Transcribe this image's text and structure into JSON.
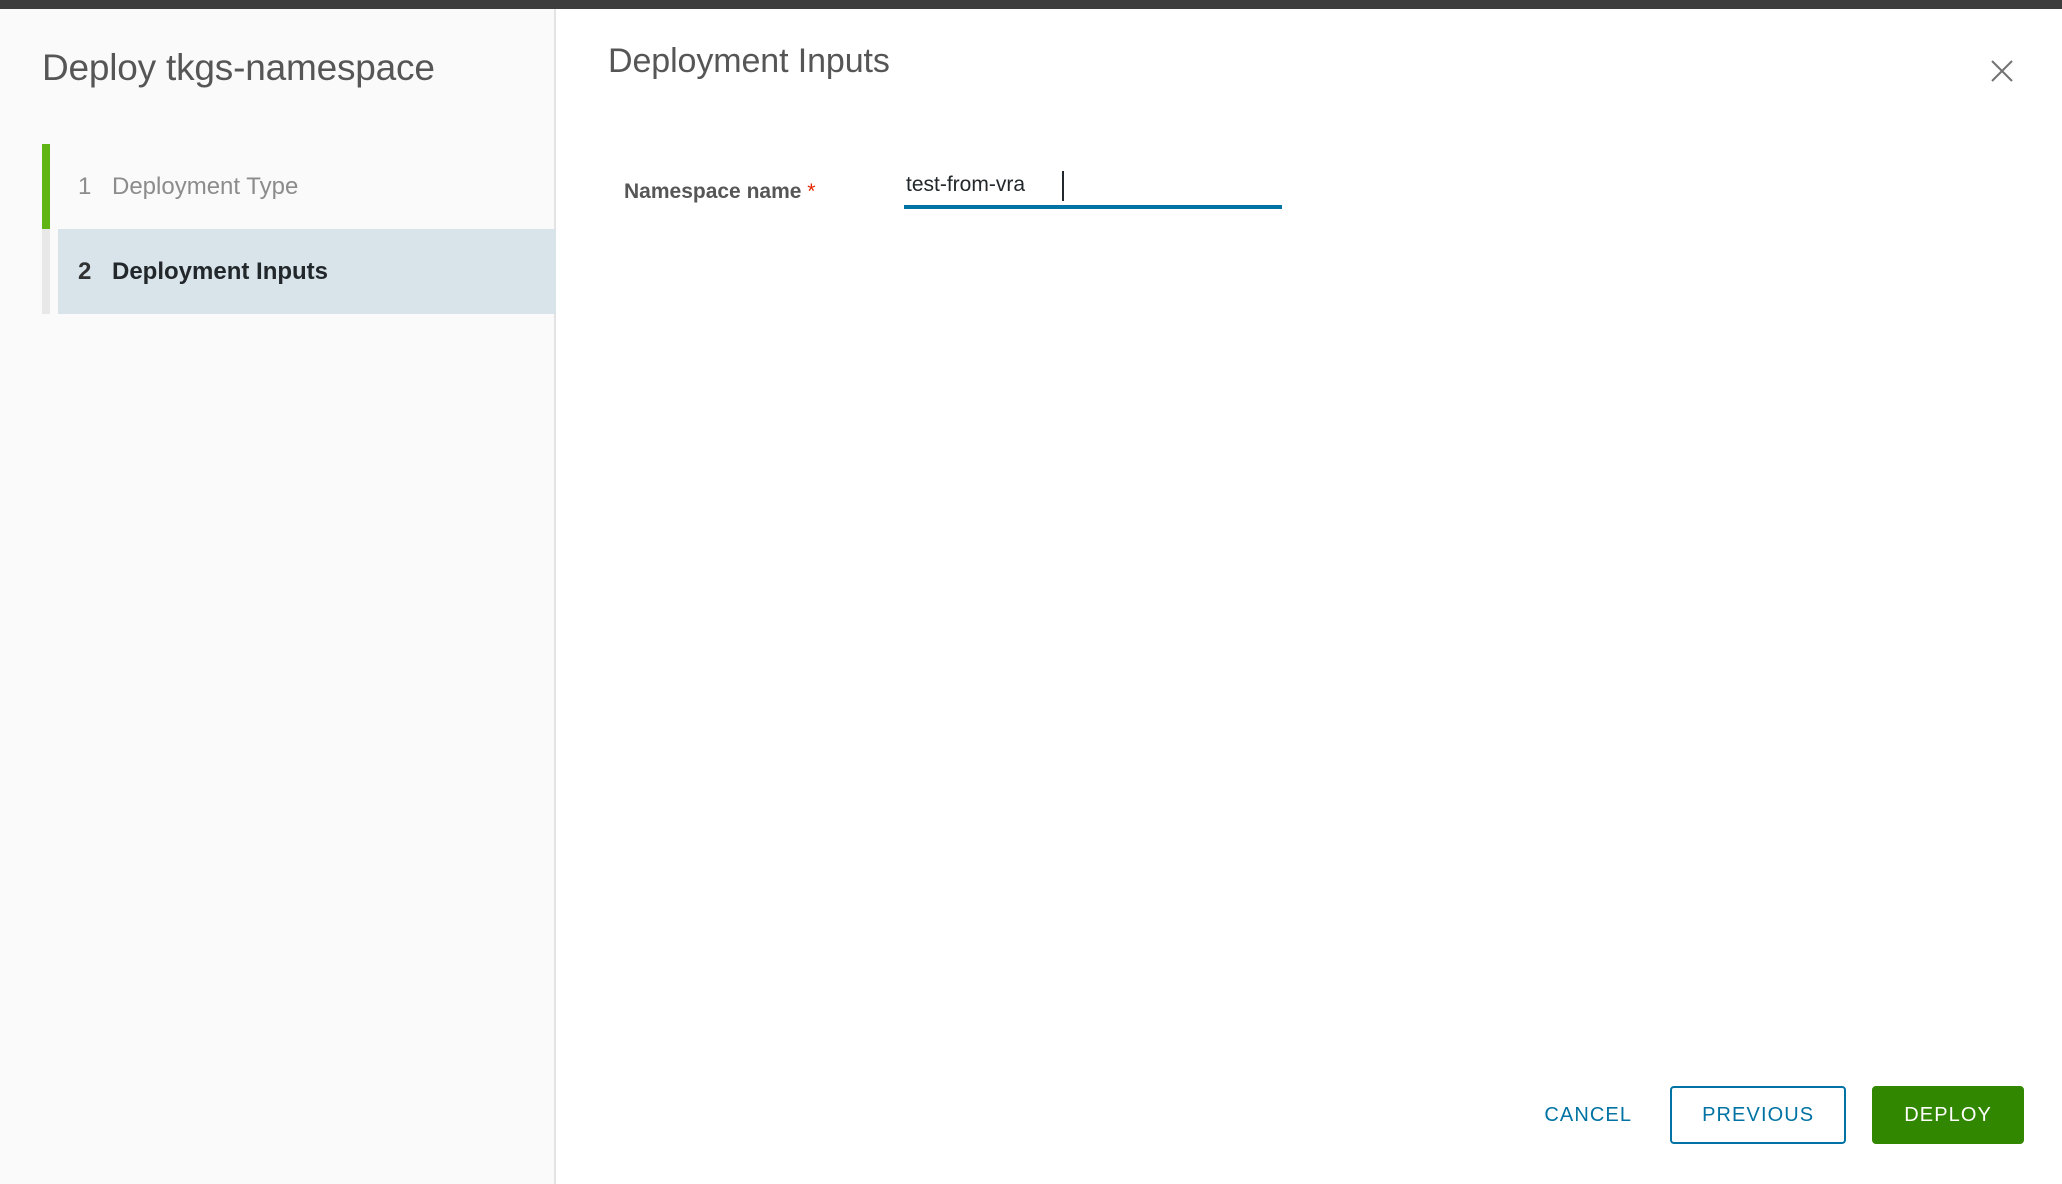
{
  "window": {
    "wizard_title": "Deploy tkgs-namespace"
  },
  "sidebar": {
    "steps": [
      {
        "number": "1",
        "label": "Deployment Type",
        "state": "completed"
      },
      {
        "number": "2",
        "label": "Deployment Inputs",
        "state": "active"
      }
    ]
  },
  "content": {
    "header": "Deployment Inputs",
    "close_icon": "close-icon",
    "form": {
      "fields": [
        {
          "label": "Namespace name",
          "required_marker": "*",
          "value": "test-from-vra",
          "placeholder": ""
        }
      ]
    }
  },
  "footer": {
    "cancel_label": "Cancel",
    "previous_label": "Previous",
    "deploy_label": "Deploy"
  },
  "colors": {
    "accent_blue": "#0072a3",
    "success_green": "#60b515",
    "deploy_green": "#318700",
    "required_red": "#e62700",
    "active_step_bg": "#d9e4ea",
    "top_strip": "#3d3d3d"
  }
}
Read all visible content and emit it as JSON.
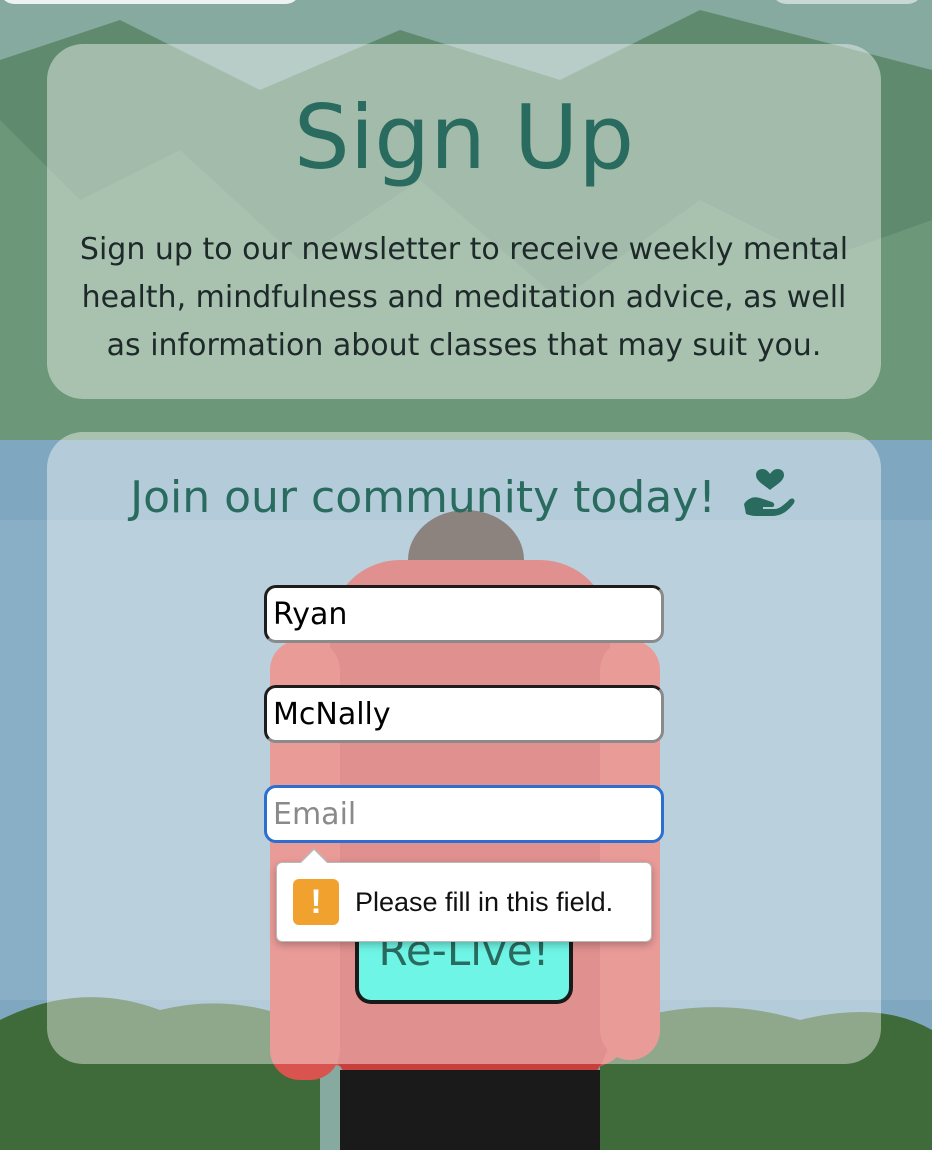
{
  "header": {
    "title": "Sign Up",
    "intro": "Sign up to our newsletter to receive weekly mental health, mindfulness and meditation advice, as well as information about classes that may suit you."
  },
  "form": {
    "heading": "Join our community today!",
    "heading_icon": "hand-holding-heart-icon",
    "first_name": {
      "value": "Ryan"
    },
    "last_name": {
      "value": "McNally"
    },
    "email": {
      "value": "",
      "placeholder": "Email"
    },
    "submit_label": "Re-Live!"
  },
  "validation": {
    "message": "Please fill in this field.",
    "icon": "warning-icon"
  },
  "colors": {
    "accent": "#2a6b5f",
    "button": "#6ff5e6",
    "focus": "#2d6fd0",
    "warning": "#f0a12e"
  }
}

────────────────

Using the records above, retype everything exactly except the pictures.

## ANSWER TO THE PROBLEM
Transcribe this image's text and structure into JSON.
{
  "window": {
    "wizard_title": "Deploy tkgs-namespace"
  },
  "sidebar": {
    "steps": [
      {
        "number": "1",
        "label": "Deployment Type",
        "state": "completed"
      },
      {
        "number": "2",
        "label": "Deployment Inputs",
        "state": "active"
      }
    ]
  },
  "content": {
    "header": "Deployment Inputs",
    "close_icon": "close-icon",
    "form": {
      "fields": [
        {
          "label": "Namespace name",
          "required_marker": "*",
          "value": "test-from-vra",
          "placeholder": ""
        }
      ]
    }
  },
  "footer": {
    "cancel_label": "Cancel",
    "previous_label": "Previous",
    "deploy_label": "Deploy"
  },
  "colors": {
    "accent_blue": "#0072a3",
    "success_green": "#60b515",
    "deploy_green": "#318700",
    "required_red": "#e62700",
    "active_step_bg": "#d9e4ea",
    "top_strip": "#3d3d3d"
  }
}
Read all visible content and emit it as JSON.
{
  "header": {
    "title": "Sign Up",
    "intro": "Sign up to our newsletter to receive weekly mental health, mindfulness and meditation advice, as well as information about classes that may suit you."
  },
  "form": {
    "heading": "Join our community today!",
    "heading_icon": "hand-holding-heart-icon",
    "first_name": {
      "value": "Ryan"
    },
    "last_name": {
      "value": "McNally"
    },
    "email": {
      "value": "",
      "placeholder": "Email"
    },
    "submit_label": "Re-Live!"
  },
  "validation": {
    "message": "Please fill in this field.",
    "icon": "warning-icon"
  },
  "colors": {
    "accent": "#2a6b5f",
    "button": "#6ff5e6",
    "focus": "#2d6fd0",
    "warning": "#f0a12e"
  }
}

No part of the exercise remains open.